Stored data entries
--------
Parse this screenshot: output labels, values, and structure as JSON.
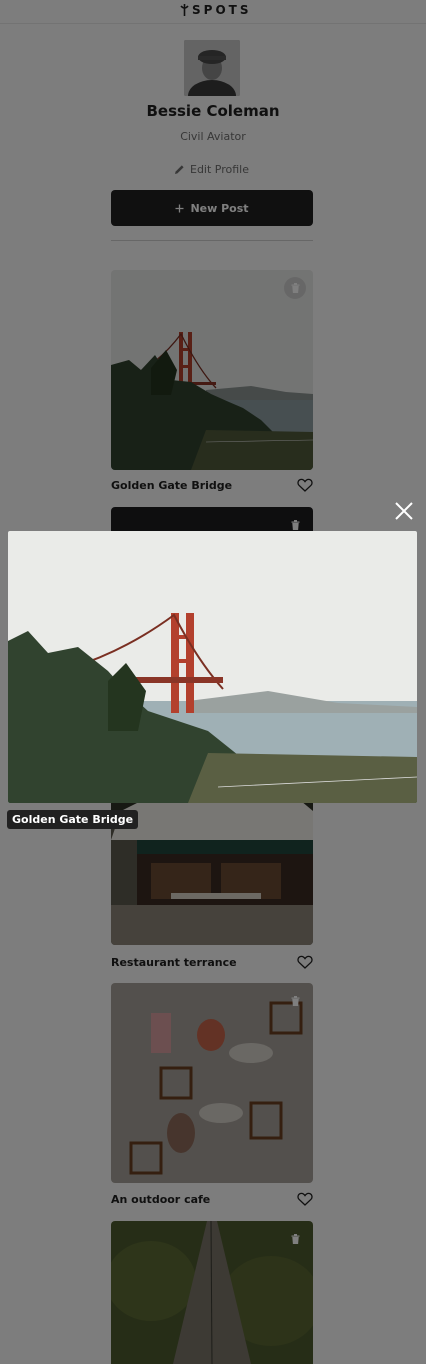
{
  "app": {
    "logo_text": "SPOTS"
  },
  "profile": {
    "name": "Bessie Coleman",
    "description": "Civil Aviator",
    "edit_label": "Edit Profile",
    "new_post_label": "New Post"
  },
  "cards": [
    {
      "title": "Golden Gate Bridge"
    },
    {
      "title": ""
    },
    {
      "title": "Restaurant terrance"
    },
    {
      "title": "An outdoor cafe"
    },
    {
      "title": ""
    }
  ],
  "modal": {
    "caption": "Golden Gate Bridge"
  },
  "icons": {
    "logo": "spots-logo-icon",
    "edit": "pencil-icon",
    "add": "plus-icon",
    "like": "heart-icon",
    "delete": "trash-icon",
    "close": "close-icon"
  },
  "colors": {
    "primary": "#212121",
    "background": "#fafafa",
    "secondary_text": "#6f6f6f"
  }
}
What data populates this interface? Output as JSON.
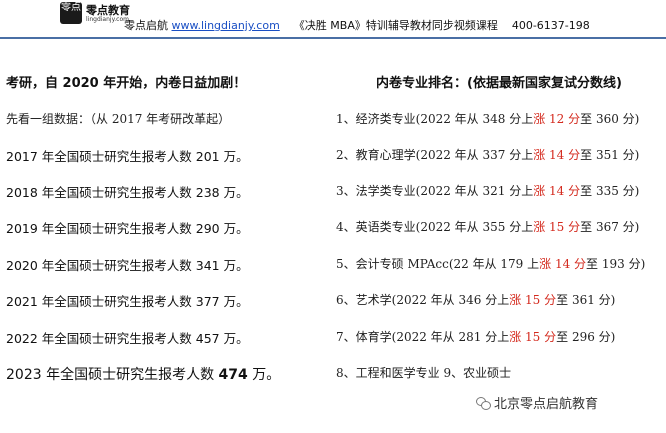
{
  "header": {
    "logo_glyph": "零点",
    "brand": "零点教育",
    "brand_url": "lingdianjy.com",
    "org": "零点启航",
    "link": "www.lingdianjy.com",
    "course": "《决胜 MBA》特训辅导教材同步视频课程",
    "phone": "400-6137-198"
  },
  "left_title": "考研，自 2020 年开始，内卷日益加剧！",
  "right_title": "内卷专业排名：(依据最新国家复试分数线)",
  "intro": "先看一组数据：（从 2017 年考研改革起）",
  "stats": [
    {
      "year": "2017",
      "text": " 年全国硕士研究生报考人数 ",
      "num": "201",
      "unit": " 万。"
    },
    {
      "year": "2018",
      "text": " 年全国硕士研究生报考人数 ",
      "num": "238",
      "unit": " 万。"
    },
    {
      "year": "2019",
      "text": " 年全国硕士研究生报考人数 ",
      "num": "290",
      "unit": " 万。"
    },
    {
      "year": "2020",
      "text": " 年全国硕士研究生报考人数 ",
      "num": "341",
      "unit": " 万。"
    },
    {
      "year": "2021",
      "text": " 年全国硕士研究生报考人数 ",
      "num": "377",
      "unit": " 万。"
    },
    {
      "year": "2022",
      "text": " 年全国硕士研究生报考人数 ",
      "num": "457",
      "unit": " 万。"
    },
    {
      "year": "2023",
      "text": " 年全国硕士研究生报考人数 ",
      "num": "474",
      "unit": " 万。"
    }
  ],
  "rankings": [
    {
      "pre": "1、经济类专业(2022 年从 348 分上",
      "hl": "涨 12 分",
      "post": "至 360 分)"
    },
    {
      "pre": "2、教育心理学(2022 年从 337 分上",
      "hl": "涨 14 分",
      "post": "至 351 分)"
    },
    {
      "pre": "3、法学类专业(2022 年从 321 分上",
      "hl": "涨 14 分",
      "post": "至 335 分)"
    },
    {
      "pre": "4、英语类专业(2022 年从 355 分上",
      "hl": "涨 15 分",
      "post": "至 367 分)"
    },
    {
      "pre": "5、会计专硕 MPAcc(22 年从 179 上",
      "hl": "涨 14 分",
      "post": "至 193 分)"
    },
    {
      "pre": "6、艺术学(2022 年从 346 分上",
      "hl": "涨 15 分",
      "post": "至 361 分)"
    },
    {
      "pre": "7、体育学(2022 年从 281 分上",
      "hl": "涨 15 分",
      "post": "至 296 分)"
    },
    {
      "pre": "8、工程和医学专业    9、农业硕士",
      "hl": "",
      "post": ""
    }
  ],
  "footer": "北京零点启航教育",
  "colors": {
    "highlight": "#d42a1e",
    "link": "#1a4fc4"
  }
}
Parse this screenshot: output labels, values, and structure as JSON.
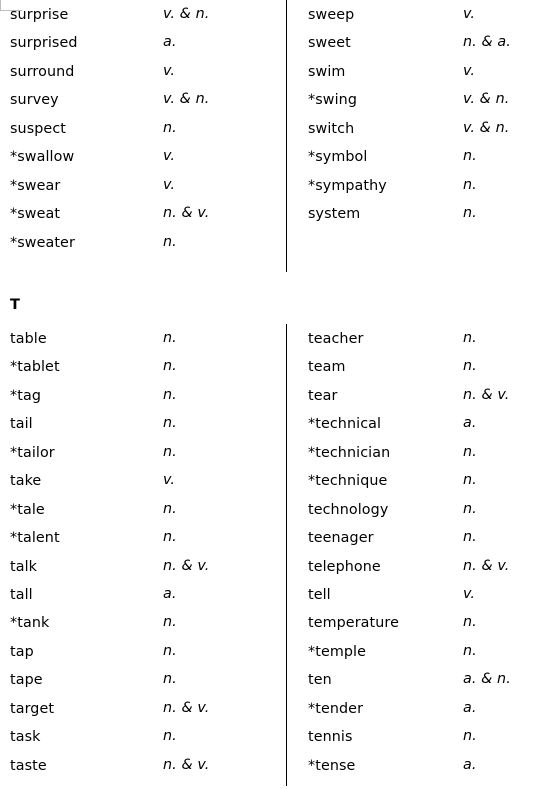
{
  "page": {
    "corner_mark": "page-corner-marker",
    "divider_color": "#000000",
    "text_color": "#000000",
    "corner_mark_color": "#bdbdbd"
  },
  "sections": [
    {
      "id": "section-s",
      "header": "",
      "has_header": false,
      "columns": [
        {
          "id": "s-left",
          "entries": [
            {
              "word": "surprise",
              "pos": "v. & n."
            },
            {
              "word": "surprised",
              "pos": "a."
            },
            {
              "word": "surround",
              "pos": "v."
            },
            {
              "word": "survey",
              "pos": "v. & n."
            },
            {
              "word": "suspect",
              "pos": "n."
            },
            {
              "word": "*swallow",
              "pos": "v."
            },
            {
              "word": "*swear",
              "pos": "v."
            },
            {
              "word": "*sweat",
              "pos": "n. & v."
            },
            {
              "word": "*sweater",
              "pos": "n."
            }
          ]
        },
        {
          "id": "s-right",
          "entries": [
            {
              "word": "sweep",
              "pos": "v."
            },
            {
              "word": "sweet",
              "pos": "n. & a."
            },
            {
              "word": "swim",
              "pos": "v."
            },
            {
              "word": "*swing",
              "pos": "v. & n."
            },
            {
              "word": "switch",
              "pos": "v. & n."
            },
            {
              "word": "*symbol",
              "pos": "n."
            },
            {
              "word": "*sympathy",
              "pos": "n."
            },
            {
              "word": "system",
              "pos": "n."
            }
          ]
        }
      ]
    },
    {
      "id": "section-t",
      "header": "T",
      "has_header": true,
      "columns": [
        {
          "id": "t-left",
          "entries": [
            {
              "word": "table",
              "pos": "n."
            },
            {
              "word": "*tablet",
              "pos": "n."
            },
            {
              "word": "*tag",
              "pos": "n."
            },
            {
              "word": "tail",
              "pos": "n."
            },
            {
              "word": "*tailor",
              "pos": "n."
            },
            {
              "word": "take",
              "pos": "v."
            },
            {
              "word": "*tale",
              "pos": "n."
            },
            {
              "word": "*talent",
              "pos": "n."
            },
            {
              "word": "talk",
              "pos": "n. & v."
            },
            {
              "word": "tall",
              "pos": "a."
            },
            {
              "word": "*tank",
              "pos": "n."
            },
            {
              "word": "tap",
              "pos": "n."
            },
            {
              "word": "tape",
              "pos": "n."
            },
            {
              "word": "target",
              "pos": "n. & v."
            },
            {
              "word": "task",
              "pos": "n."
            },
            {
              "word": "taste",
              "pos": "n. & v."
            }
          ]
        },
        {
          "id": "t-right",
          "entries": [
            {
              "word": "teacher",
              "pos": "n."
            },
            {
              "word": "team",
              "pos": "n."
            },
            {
              "word": "tear",
              "pos": "n. & v."
            },
            {
              "word": "*technical",
              "pos": "a."
            },
            {
              "word": "*technician",
              "pos": "n."
            },
            {
              "word": "*technique",
              "pos": "n."
            },
            {
              "word": "technology",
              "pos": "n."
            },
            {
              "word": "teenager",
              "pos": "n."
            },
            {
              "word": "telephone",
              "pos": "n. & v."
            },
            {
              "word": "tell",
              "pos": "v."
            },
            {
              "word": "temperature",
              "pos": "n."
            },
            {
              "word": "*temple",
              "pos": "n."
            },
            {
              "word": "ten",
              "pos": "a. & n."
            },
            {
              "word": "*tender",
              "pos": "a."
            },
            {
              "word": "tennis",
              "pos": "n."
            },
            {
              "word": "*tense",
              "pos": "a."
            }
          ]
        }
      ]
    }
  ]
}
--------
__Work required__: Single out each line of the records above with the string "lingdianjy" in it, and copy it.

__Task result__:
    "brand_url": "lingdianjy.com",
    "link": "www.lingdianjy.com",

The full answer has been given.